→ **Exercise task**:
Lines containing the word "haben" should be extracted in full.

→ **Supplied information**:
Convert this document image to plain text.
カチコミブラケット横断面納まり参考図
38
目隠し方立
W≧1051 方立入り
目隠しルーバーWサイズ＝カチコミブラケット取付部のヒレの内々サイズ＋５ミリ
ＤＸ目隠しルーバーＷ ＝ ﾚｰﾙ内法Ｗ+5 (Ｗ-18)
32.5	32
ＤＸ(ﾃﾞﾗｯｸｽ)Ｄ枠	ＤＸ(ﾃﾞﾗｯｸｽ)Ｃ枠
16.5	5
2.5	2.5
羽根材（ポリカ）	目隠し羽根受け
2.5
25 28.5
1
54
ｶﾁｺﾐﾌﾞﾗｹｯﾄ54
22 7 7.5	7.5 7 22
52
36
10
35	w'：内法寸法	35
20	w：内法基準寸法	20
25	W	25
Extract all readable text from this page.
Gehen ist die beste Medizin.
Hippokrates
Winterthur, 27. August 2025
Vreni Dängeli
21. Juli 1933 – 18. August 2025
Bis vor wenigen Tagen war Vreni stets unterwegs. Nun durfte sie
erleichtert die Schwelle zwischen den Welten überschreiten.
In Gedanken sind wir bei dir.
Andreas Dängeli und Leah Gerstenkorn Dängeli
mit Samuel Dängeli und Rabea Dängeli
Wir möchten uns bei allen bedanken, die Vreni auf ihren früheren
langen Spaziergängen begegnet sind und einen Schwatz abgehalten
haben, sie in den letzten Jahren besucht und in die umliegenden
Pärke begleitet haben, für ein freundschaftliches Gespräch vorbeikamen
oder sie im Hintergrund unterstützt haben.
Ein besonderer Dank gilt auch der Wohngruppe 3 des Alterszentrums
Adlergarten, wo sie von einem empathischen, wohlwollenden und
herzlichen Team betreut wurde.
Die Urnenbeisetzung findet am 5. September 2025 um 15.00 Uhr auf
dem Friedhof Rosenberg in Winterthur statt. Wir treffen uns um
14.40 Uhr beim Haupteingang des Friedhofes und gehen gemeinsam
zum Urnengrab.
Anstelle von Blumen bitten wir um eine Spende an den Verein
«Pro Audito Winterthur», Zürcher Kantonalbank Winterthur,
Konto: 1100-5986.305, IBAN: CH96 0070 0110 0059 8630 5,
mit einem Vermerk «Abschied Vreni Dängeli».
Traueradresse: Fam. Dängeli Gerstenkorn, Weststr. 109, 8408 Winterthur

* * *

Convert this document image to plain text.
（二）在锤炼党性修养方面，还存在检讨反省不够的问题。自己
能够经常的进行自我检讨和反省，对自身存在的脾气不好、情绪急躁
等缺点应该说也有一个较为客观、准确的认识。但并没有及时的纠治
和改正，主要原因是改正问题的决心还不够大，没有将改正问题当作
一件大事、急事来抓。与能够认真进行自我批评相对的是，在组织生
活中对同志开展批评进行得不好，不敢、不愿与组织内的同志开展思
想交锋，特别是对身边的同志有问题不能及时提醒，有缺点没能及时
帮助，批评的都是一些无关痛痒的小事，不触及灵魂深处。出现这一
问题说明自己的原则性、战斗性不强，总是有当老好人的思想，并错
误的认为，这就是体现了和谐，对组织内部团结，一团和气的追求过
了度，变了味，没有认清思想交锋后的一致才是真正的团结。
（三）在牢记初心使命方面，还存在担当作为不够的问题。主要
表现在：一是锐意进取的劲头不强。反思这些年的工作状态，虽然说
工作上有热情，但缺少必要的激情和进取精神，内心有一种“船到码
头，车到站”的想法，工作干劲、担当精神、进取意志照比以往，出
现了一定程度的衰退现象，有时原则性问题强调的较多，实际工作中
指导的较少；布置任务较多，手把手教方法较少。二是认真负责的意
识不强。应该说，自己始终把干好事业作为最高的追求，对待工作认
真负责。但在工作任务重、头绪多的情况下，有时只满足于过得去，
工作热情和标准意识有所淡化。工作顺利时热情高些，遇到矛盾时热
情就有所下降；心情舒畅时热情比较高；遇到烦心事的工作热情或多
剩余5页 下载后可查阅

→ **Task result**:
haben, sie in den letzten Jahren besucht und in die umliegenden
Pärke begleitet haben, für ein freundschaftliches Gespräch vorbeikamen
oder sie im Hintergrund unterstützt haben.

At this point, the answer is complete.